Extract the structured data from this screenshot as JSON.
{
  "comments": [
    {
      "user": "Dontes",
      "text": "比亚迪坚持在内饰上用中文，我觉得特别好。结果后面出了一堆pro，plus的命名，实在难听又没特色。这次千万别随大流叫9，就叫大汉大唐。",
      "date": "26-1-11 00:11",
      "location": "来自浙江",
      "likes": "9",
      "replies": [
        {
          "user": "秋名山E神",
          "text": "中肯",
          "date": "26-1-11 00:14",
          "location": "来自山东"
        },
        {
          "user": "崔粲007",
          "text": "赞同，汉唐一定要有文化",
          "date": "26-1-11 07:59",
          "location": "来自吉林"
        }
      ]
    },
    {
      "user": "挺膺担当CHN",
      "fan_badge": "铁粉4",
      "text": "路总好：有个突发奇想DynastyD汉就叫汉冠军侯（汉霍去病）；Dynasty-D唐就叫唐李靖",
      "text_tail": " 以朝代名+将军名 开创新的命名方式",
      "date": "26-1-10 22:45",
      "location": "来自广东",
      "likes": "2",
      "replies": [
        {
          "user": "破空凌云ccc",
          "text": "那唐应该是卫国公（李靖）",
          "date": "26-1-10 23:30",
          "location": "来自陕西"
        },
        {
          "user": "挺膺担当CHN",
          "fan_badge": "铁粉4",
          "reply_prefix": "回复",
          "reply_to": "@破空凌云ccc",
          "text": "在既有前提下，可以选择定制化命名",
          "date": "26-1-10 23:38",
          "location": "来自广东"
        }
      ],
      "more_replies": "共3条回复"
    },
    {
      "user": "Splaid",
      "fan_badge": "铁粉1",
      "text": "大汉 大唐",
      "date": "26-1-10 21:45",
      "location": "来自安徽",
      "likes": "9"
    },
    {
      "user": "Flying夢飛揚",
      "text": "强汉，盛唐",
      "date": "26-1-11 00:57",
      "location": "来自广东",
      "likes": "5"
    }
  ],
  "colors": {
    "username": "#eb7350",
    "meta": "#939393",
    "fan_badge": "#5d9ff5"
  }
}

*SET EXERCISE*:
Look through the entries above and report the number of lines that contain "location". Write only the number.

*FULL SOLUTION*:
8